• Records provided
+===+

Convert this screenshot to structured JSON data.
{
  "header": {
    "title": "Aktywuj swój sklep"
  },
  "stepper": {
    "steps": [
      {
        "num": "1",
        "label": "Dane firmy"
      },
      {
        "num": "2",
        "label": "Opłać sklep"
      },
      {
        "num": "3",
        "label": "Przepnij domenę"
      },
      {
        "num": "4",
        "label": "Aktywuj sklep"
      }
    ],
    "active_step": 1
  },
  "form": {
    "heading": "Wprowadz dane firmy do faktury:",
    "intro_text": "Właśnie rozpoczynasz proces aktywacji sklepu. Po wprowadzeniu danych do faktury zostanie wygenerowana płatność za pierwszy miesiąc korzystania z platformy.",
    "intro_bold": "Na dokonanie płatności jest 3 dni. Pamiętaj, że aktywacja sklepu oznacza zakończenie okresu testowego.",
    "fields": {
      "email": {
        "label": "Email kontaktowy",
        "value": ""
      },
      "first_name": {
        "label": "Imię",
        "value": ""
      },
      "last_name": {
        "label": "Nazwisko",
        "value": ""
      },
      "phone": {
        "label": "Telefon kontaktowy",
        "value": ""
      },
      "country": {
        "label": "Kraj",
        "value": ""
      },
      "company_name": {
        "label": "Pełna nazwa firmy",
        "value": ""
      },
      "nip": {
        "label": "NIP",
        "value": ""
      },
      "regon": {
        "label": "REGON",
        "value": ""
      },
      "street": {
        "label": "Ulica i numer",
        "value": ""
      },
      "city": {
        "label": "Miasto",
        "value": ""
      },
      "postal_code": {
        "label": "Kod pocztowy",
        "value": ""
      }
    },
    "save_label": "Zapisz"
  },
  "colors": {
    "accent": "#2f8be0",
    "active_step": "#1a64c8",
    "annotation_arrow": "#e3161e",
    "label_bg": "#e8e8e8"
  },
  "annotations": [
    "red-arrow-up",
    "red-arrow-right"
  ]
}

+===+

• Given exercise
Identify the lines that contain the string "kontaktowy", and copy every one of them.

• Solved exercise
        "label": "Email kontaktowy",
        "label": "Telefon kontaktowy",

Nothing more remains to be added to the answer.